WHAT YOU WILL DO
Every line below that mentions the word "natural" should be copied out.

SOURCE MATERIAL
-*-*-

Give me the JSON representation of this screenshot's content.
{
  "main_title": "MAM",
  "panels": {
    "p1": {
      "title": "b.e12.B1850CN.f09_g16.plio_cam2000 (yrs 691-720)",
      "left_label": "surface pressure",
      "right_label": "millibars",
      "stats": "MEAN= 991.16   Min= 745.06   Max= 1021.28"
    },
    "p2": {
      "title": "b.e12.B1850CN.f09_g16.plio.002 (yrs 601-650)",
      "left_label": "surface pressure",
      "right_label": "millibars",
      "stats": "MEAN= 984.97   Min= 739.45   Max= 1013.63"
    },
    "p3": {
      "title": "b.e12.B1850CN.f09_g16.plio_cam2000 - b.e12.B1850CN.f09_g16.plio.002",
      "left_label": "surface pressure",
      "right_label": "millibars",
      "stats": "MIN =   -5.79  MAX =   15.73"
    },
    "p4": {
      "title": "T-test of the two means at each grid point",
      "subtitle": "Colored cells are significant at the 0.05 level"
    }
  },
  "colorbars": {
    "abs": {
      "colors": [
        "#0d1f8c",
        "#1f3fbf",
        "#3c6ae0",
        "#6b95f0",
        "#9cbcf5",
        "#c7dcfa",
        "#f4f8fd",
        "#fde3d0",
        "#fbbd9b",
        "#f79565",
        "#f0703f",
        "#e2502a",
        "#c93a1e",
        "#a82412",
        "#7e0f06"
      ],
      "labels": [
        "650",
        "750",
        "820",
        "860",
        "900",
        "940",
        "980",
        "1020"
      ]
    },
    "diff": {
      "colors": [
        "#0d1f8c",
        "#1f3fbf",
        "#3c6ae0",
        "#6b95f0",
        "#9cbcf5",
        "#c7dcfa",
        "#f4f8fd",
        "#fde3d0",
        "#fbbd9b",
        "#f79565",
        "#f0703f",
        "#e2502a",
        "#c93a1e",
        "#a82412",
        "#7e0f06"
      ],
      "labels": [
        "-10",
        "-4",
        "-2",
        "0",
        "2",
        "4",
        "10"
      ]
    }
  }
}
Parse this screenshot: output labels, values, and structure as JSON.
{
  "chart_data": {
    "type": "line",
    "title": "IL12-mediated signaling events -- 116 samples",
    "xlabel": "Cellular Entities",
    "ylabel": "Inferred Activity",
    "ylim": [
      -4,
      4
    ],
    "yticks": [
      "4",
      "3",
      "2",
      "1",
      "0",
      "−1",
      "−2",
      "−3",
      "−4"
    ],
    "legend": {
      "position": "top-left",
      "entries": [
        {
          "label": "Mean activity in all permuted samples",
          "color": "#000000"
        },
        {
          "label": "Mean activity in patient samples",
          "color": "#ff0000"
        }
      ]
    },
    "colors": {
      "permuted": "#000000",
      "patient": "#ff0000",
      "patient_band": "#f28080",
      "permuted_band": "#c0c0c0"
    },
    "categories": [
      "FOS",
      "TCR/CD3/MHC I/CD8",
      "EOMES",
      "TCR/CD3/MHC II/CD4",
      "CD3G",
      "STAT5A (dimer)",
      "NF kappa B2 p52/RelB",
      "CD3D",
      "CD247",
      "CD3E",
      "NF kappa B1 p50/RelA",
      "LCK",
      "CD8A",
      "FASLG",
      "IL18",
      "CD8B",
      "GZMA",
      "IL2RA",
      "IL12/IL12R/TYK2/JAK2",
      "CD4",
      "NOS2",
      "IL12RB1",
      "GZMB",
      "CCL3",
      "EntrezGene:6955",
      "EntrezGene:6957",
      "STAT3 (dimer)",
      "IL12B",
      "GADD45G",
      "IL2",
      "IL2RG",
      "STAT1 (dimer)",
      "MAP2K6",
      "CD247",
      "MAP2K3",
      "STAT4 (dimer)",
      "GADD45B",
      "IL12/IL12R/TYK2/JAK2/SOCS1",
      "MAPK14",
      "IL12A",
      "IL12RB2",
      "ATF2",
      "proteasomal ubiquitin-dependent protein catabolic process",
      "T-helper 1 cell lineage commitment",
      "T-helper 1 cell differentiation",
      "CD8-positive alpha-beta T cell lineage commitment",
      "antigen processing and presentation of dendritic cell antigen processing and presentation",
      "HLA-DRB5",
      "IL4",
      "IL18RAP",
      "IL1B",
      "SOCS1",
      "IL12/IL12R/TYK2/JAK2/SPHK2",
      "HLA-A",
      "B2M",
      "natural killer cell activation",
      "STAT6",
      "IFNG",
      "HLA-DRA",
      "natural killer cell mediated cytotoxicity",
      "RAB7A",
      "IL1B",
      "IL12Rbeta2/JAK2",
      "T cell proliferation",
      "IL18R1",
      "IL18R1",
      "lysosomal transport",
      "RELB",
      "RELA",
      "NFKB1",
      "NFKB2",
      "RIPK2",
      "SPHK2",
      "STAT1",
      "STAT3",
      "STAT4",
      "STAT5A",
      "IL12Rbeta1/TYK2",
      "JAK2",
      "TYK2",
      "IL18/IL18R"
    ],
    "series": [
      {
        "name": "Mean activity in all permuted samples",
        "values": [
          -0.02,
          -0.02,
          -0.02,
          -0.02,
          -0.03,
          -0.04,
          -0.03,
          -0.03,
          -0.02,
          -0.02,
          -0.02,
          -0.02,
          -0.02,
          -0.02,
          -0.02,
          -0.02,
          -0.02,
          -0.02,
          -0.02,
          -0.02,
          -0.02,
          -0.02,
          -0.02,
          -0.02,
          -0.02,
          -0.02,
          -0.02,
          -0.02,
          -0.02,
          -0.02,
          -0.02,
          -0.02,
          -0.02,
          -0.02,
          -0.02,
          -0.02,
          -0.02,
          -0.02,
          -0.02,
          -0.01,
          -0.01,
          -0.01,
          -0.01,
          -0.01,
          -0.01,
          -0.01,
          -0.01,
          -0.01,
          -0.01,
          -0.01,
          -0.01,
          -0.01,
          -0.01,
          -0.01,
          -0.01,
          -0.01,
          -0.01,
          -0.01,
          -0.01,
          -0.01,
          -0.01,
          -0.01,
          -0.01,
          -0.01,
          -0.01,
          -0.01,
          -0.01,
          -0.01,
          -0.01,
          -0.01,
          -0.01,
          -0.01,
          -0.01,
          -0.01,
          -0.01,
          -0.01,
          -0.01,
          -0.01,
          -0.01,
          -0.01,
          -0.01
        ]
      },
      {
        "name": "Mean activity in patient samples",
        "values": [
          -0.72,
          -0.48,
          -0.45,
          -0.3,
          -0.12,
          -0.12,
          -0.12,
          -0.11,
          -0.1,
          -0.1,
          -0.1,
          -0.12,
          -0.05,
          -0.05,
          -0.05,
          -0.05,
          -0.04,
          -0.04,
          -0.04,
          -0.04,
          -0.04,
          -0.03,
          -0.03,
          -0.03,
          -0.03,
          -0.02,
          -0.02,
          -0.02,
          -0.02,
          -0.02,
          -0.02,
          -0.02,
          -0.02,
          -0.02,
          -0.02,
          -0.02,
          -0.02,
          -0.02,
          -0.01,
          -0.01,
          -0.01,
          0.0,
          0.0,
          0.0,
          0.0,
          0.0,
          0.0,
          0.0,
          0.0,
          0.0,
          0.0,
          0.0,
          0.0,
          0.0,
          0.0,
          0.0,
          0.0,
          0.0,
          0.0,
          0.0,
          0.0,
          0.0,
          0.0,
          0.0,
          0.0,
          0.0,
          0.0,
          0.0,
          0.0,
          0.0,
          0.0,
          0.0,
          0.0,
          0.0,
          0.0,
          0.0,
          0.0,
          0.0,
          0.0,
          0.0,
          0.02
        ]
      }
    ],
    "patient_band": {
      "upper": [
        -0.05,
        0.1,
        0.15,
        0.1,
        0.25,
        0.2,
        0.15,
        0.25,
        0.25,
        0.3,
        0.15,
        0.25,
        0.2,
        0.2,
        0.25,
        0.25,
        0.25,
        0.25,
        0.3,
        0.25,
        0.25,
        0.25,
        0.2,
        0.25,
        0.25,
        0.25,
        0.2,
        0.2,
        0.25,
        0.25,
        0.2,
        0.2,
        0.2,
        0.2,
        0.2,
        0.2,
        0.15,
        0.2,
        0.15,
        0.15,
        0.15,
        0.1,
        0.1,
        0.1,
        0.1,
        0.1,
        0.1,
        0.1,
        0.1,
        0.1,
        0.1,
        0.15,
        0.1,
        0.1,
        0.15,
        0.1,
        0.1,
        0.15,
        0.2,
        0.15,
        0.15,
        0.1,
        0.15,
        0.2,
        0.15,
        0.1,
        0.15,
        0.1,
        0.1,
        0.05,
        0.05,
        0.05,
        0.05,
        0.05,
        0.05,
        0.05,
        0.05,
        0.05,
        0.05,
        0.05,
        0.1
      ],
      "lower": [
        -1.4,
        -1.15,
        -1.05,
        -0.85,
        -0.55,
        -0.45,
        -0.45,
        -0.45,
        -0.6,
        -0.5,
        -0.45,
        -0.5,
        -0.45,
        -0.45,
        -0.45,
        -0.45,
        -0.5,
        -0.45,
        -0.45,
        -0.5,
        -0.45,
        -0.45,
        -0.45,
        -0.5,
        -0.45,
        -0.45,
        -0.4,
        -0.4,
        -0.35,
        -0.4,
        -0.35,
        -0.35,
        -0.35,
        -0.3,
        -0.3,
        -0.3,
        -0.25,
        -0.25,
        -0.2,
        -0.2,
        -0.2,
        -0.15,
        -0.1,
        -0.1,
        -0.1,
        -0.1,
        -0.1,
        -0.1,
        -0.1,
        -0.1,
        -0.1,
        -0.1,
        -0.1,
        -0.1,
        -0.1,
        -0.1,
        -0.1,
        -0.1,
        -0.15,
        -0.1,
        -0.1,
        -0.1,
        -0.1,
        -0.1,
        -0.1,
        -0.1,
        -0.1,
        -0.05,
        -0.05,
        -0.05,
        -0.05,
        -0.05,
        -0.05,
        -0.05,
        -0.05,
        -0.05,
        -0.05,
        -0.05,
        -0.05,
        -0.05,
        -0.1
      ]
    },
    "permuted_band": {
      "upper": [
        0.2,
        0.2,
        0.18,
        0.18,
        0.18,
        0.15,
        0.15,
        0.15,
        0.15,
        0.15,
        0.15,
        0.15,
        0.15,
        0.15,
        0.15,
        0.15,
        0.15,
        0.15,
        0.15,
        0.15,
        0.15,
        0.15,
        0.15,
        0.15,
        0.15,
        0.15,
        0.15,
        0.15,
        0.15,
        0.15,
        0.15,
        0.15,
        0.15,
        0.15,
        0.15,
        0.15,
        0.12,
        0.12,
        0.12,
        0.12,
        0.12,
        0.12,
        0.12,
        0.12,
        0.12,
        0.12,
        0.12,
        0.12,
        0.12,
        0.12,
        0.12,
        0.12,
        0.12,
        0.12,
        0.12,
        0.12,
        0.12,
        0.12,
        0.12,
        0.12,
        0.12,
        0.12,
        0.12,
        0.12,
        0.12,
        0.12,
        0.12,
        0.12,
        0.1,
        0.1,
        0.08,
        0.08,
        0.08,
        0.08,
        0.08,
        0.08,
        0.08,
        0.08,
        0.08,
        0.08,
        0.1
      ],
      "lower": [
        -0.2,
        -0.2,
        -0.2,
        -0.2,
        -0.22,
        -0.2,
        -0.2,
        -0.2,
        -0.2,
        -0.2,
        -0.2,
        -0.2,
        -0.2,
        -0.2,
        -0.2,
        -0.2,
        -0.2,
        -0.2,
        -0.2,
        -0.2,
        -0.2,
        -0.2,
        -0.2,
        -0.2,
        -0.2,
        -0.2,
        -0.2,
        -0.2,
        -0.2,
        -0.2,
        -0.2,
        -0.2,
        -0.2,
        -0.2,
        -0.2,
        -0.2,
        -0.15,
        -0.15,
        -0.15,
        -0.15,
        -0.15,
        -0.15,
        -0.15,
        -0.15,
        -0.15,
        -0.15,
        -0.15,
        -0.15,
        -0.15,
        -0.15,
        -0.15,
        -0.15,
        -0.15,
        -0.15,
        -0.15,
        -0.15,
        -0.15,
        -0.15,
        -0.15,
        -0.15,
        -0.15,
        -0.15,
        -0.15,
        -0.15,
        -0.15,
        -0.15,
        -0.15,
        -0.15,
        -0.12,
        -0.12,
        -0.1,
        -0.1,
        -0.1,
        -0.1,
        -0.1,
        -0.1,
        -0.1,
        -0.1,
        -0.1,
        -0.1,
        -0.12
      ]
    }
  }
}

-*-*-

ANSWER BELOW
      "natural killer cell activation",
      "natural killer cell mediated cytotoxicity",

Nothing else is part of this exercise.